> [Task material]:
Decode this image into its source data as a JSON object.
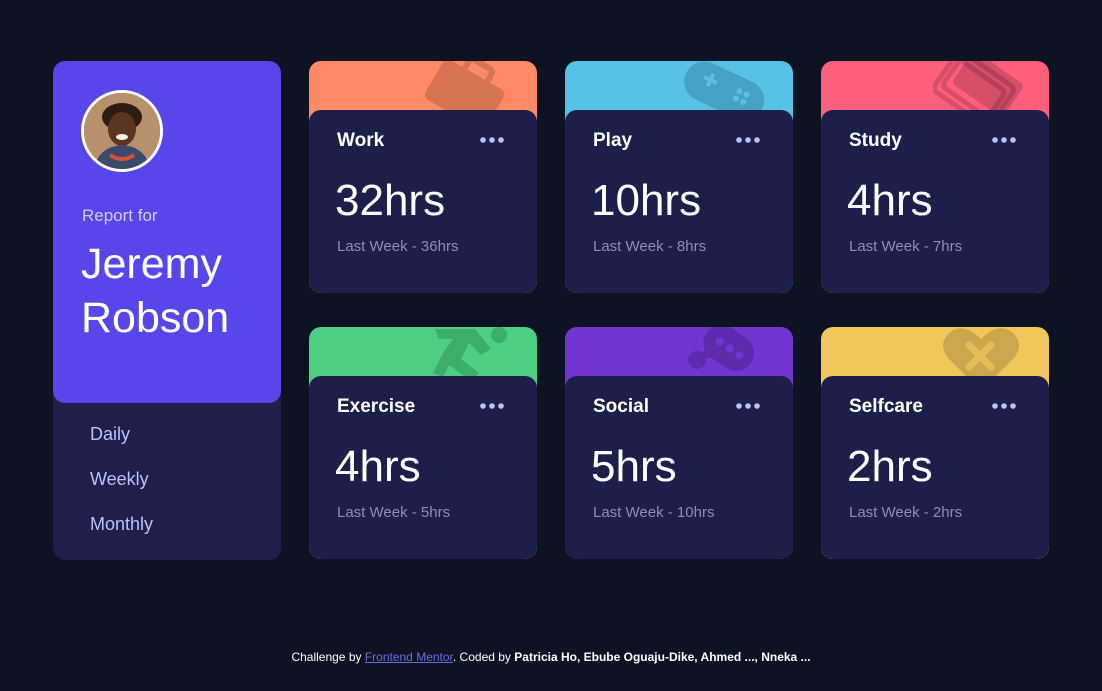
{
  "profile": {
    "report_label": "Report for",
    "name_line1": "Jeremy",
    "name_line2": "Robson"
  },
  "periods": [
    {
      "label": "Daily"
    },
    {
      "label": "Weekly"
    },
    {
      "label": "Monthly"
    }
  ],
  "cards": [
    {
      "title": "Work",
      "current": "32hrs",
      "previous": "Last Week - 36hrs",
      "color": "#ff8b64",
      "icon": "briefcase-icon"
    },
    {
      "title": "Play",
      "current": "10hrs",
      "previous": "Last Week - 8hrs",
      "color": "#55c2e6",
      "icon": "gamepad-icon"
    },
    {
      "title": "Study",
      "current": "4hrs",
      "previous": "Last Week - 7hrs",
      "color": "#ff5e7d",
      "icon": "books-icon"
    },
    {
      "title": "Exercise",
      "current": "4hrs",
      "previous": "Last Week - 5hrs",
      "color": "#4bcf82",
      "icon": "runner-icon"
    },
    {
      "title": "Social",
      "current": "5hrs",
      "previous": "Last Week - 10hrs",
      "color": "#7335d2",
      "icon": "chat-icon"
    },
    {
      "title": "Selfcare",
      "current": "2hrs",
      "previous": "Last Week - 2hrs",
      "color": "#f1c75b",
      "icon": "heart-icon"
    }
  ],
  "footer": {
    "prefix": "Challenge by ",
    "link_text": "Frontend Mentor",
    "middle": ". Coded by ",
    "authors": "Patricia Ho, Ebube Oguaju-Dike, Ahmed ..., Nneka ..."
  },
  "colors": {
    "background": "#0e1323",
    "profile_accent": "#5747ea",
    "card_body": "#1c1f4a",
    "period_text": "#bdc1ff",
    "muted_text": "#8b8fba"
  }
}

> [To do]:
Give the count of lines in the data above that hold the string "current", with no additional words.

> [Output]:
6